(Saved entries)
==================================================

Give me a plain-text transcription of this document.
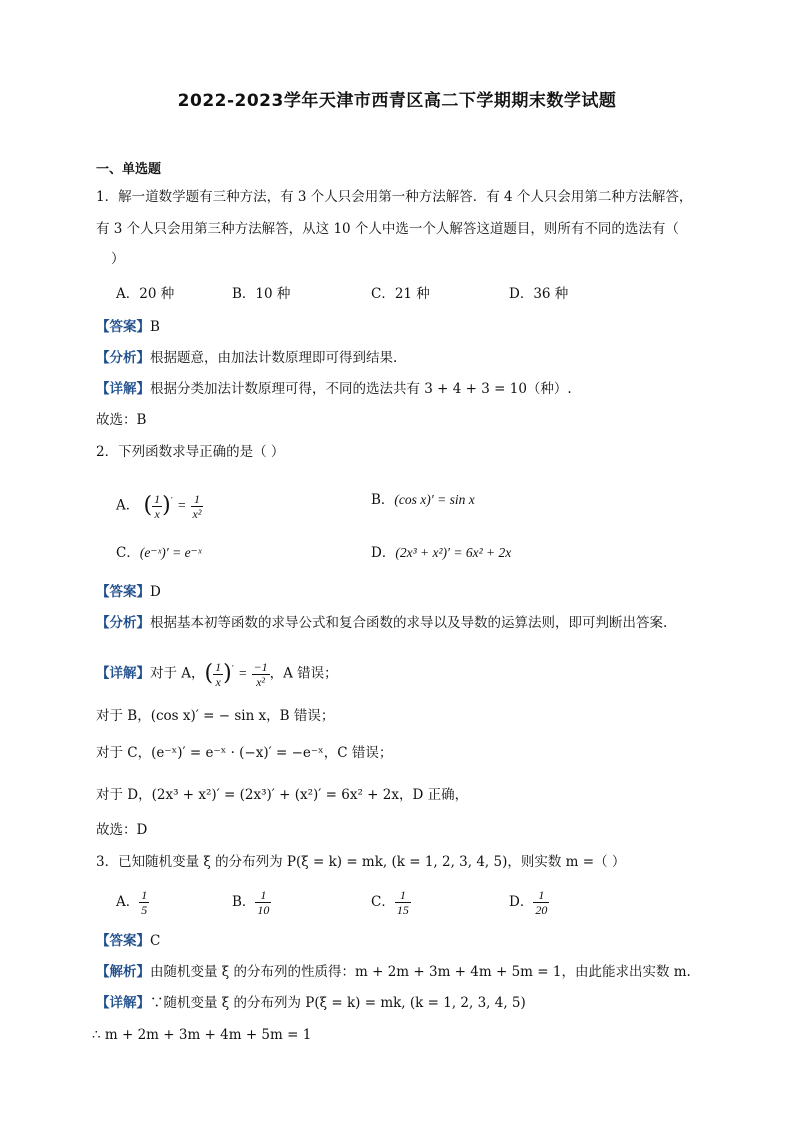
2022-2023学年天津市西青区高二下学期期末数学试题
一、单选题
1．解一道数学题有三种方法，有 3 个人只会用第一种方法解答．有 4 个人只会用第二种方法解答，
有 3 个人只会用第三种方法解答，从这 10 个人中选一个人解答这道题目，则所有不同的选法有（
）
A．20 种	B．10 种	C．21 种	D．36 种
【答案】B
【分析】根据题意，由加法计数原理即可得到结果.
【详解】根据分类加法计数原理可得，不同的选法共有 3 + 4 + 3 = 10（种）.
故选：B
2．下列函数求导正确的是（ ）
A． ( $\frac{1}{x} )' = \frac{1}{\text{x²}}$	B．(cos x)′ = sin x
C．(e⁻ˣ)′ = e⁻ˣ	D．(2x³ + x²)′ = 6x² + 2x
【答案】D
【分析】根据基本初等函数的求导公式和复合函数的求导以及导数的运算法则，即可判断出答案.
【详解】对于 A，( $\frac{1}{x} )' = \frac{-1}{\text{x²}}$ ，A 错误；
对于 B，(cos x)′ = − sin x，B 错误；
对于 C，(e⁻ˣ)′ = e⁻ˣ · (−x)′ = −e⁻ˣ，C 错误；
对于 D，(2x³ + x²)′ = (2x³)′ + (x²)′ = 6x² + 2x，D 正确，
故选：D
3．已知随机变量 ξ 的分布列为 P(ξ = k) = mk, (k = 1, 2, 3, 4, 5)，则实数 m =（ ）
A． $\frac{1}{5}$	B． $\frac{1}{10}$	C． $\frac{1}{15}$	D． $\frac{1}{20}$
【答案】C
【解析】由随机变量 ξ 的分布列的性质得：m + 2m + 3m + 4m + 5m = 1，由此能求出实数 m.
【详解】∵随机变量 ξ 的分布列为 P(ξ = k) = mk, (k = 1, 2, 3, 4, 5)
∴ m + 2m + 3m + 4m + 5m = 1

==================================================

:: STATED GOAL ::
Verbatim reproduction of every record is required; images are left out.

:: TASK ANSWER ::
Give me a plain-text transcription of this document.
2022-2023学年天津市西青区高二下学期期末数学试题
一、单选题
1．解一道数学题有三种方法，有 3 个人只会用第一种方法解答．有 4 个人只会用第二种方法解答，
有 3 个人只会用第三种方法解答，从这 10 个人中选一个人解答这道题目，则所有不同的选法有（
）
A．20 种	B．10 种	C．21 种	D．36 种
【答案】B
【分析】根据题意，由加法计数原理即可得到结果.
【详解】根据分类加法计数原理可得，不同的选法共有 3 + 4 + 3 = 10（种）.
故选：B
2．下列函数求导正确的是（ ）
A． ( $\frac{1}{x} )' = \frac{1}{\text{x²}}$	B．(cos x)′ = sin x
C．(e⁻ˣ)′ = e⁻ˣ	D．(2x³ + x²)′ = 6x² + 2x
【答案】D
【分析】根据基本初等函数的求导公式和复合函数的求导以及导数的运算法则，即可判断出答案.
【详解】对于 A，( $\frac{1}{x} )' = \frac{-1}{\text{x²}}$ ，A 错误；
对于 B，(cos x)′ = − sin x，B 错误；
对于 C，(e⁻ˣ)′ = e⁻ˣ · (−x)′ = −e⁻ˣ，C 错误；
对于 D，(2x³ + x²)′ = (2x³)′ + (x²)′ = 6x² + 2x，D 正确，
故选：D
3．已知随机变量 ξ 的分布列为 P(ξ = k) = mk, (k = 1, 2, 3, 4, 5)，则实数 m =（ ）
A． $\frac{1}{5}$	B． $\frac{1}{10}$	C． $\frac{1}{15}$	D． $\frac{1}{20}$
【答案】C
【解析】由随机变量 ξ 的分布列的性质得：m + 2m + 3m + 4m + 5m = 1，由此能求出实数 m.
【详解】∵随机变量 ξ 的分布列为 P(ξ = k) = mk, (k = 1, 2, 3, 4, 5)
∴ m + 2m + 3m + 4m + 5m = 1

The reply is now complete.